**EXCERPT PROVIDED**:
########

Skilled-Sonnet (trace 213316): $0.1885, 15 tool calls, 248 seconds, 2 errors. Correct. The playbook’s opening move — compare metered credits to attributed credits, then identify the query types keeping the warehouse awake — is exactly the causal model needed. The cheap model didn’t need to derive how Snowflake billing works from first principles. It needed to execute a competent investigation of a well-understood domain, and it did. Minor unit wobbles in savings estimates appear in the trace, consistent with the model executing playbook steps rather than reasoning from scratch. The production consequence: for recurring, well-understood question types, this cell is the answer. Fifteen tool calls. Under $0.20.

Skilled (frontier) (trace 212343): $0.4934, 26 tool calls, 402 seconds, 13 errors. Correct — the idle burn identified, the polling behaviour surfaced — but the culprit stayed vague. The skilled run’s playbook ends at “polling operations.” The frontier model executing that playbook stops where the playbook stops. It found the right answer faster than the naive frontier run but not more deeply. At 2.62× the cost of skilled-Sonnet ($0.4934 / $0.1885) and with 13 errors vs 2, this is the cell where you are paying for model capability and getting playbook execution.

Naive-Opus (trace 212903): $0.6992, 24 tool calls, 343 seconds, 8 errors. Correct, and the deepest root cause of any run. With no playbook to constrain its path, the frontier model did what no skilled run did: it pulled the most-repeated query texts and read them. There sat SYSTEM$NOTEBOOK_CONTAINER_PARAMS — the notebook-container heartbeat, one level deeper than my playbook’s vocabulary. It then proved the mechanism statistically: of 37,399 inter-query gaps, only 120 (0.32%) exceeded the 60-second suspend window. My playbook does not contain that gap analysis, because I had not thought to write it before this run. The unconstrained frontier run is how the playbooks grow.

########

**ENTRIES SUPPLIED**:
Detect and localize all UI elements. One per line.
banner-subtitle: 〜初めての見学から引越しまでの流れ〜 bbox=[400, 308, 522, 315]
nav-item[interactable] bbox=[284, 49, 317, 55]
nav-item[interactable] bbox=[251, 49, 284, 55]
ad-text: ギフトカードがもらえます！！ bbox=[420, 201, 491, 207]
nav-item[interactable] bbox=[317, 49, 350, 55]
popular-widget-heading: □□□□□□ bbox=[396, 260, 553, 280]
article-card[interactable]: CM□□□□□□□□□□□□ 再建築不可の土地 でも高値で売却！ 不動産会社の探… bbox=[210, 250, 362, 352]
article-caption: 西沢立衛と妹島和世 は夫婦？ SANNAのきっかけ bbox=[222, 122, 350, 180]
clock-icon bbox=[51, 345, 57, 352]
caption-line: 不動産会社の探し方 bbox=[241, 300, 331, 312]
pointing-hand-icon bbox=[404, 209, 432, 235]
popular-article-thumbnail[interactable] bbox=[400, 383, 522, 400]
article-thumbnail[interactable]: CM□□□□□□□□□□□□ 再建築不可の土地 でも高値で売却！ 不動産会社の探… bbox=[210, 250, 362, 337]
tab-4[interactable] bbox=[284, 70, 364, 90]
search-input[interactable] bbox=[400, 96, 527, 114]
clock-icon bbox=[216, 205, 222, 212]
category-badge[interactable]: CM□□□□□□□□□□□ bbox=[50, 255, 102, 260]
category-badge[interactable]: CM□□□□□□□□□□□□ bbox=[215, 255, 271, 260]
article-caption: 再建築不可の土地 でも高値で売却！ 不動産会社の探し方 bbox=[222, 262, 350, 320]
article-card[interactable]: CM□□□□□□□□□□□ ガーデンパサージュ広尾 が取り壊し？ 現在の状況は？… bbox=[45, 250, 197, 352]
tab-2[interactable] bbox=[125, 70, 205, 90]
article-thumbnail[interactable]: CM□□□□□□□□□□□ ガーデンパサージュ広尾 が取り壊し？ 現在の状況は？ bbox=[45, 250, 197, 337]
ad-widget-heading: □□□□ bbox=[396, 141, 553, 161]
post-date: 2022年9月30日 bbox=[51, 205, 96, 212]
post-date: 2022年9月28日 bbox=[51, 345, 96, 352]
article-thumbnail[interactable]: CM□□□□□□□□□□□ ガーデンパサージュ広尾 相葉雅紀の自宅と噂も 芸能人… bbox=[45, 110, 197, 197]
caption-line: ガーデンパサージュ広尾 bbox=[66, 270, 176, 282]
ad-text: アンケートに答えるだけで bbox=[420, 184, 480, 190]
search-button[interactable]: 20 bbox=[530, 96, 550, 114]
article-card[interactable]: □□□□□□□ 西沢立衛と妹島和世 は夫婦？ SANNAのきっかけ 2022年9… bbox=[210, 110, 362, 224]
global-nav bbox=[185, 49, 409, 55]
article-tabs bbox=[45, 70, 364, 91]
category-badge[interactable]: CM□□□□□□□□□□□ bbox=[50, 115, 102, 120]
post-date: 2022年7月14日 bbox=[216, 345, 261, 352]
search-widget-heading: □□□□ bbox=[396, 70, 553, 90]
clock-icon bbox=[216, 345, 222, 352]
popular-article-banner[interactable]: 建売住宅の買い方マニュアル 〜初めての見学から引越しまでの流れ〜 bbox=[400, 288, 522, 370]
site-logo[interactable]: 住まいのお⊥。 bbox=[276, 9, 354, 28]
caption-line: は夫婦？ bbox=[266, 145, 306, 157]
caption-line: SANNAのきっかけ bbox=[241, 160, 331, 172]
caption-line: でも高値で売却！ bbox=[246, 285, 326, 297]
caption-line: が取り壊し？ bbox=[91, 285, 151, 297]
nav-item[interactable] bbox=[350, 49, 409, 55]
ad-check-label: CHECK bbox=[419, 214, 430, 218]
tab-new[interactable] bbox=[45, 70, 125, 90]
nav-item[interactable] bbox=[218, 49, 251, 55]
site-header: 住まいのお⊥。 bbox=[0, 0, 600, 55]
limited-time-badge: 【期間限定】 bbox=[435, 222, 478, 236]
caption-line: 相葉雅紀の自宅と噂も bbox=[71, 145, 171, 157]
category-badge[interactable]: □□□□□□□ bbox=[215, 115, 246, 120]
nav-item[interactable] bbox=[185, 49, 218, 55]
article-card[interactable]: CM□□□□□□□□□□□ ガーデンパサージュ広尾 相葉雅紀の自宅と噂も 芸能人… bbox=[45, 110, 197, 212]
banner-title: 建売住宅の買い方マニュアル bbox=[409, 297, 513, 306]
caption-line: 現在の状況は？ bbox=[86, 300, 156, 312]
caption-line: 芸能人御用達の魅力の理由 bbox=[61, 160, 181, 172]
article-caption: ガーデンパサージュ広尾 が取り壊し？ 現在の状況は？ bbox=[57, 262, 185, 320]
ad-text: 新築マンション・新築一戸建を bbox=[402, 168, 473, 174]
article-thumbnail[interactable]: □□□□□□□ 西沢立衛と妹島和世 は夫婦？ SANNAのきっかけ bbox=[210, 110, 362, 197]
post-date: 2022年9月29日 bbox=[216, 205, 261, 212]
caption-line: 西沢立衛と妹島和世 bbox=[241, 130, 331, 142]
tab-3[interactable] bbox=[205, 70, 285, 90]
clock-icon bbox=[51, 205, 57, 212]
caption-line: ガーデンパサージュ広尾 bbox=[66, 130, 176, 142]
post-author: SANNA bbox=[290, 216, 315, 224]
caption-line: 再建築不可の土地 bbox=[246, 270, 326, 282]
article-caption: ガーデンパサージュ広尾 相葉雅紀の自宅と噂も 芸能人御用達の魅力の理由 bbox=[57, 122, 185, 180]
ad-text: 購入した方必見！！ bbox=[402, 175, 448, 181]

########

**OBJECTIVE A**:
Reproduce the Snowflake cost excerpt from "Naive-Opus (trace 212903): $0.6992, 24" through "the playbooks grow.".
**OBJECTIVE B**:
List every trace number cited in the Snowflake cost excerpt.

**ANSWER A**:
Naive-Opus (trace 212903): $0.6992, 24 tool calls, 343 seconds, 8 errors. Correct, and the deepest root cause of any run. With no playbook to constrain its path, the frontier model did what no skilled run did: it pulled the most-repeated query texts and read them. There sat SYSTEM$NOTEBOOK_CONTAINER_PARAMS — the notebook-container heartbeat, one level deeper than my playbook’s vocabulary. It then proved the mechanism statistically: of 37,399 inter-query gaps, only 120 (0.32%) exceeded the 60-second suspend window. My playbook does not contain that gap analysis, because I had not thought to write it before this run. The unconstrained frontier run is how the playbooks grow.

**ANSWER B**:
213316
212343
212903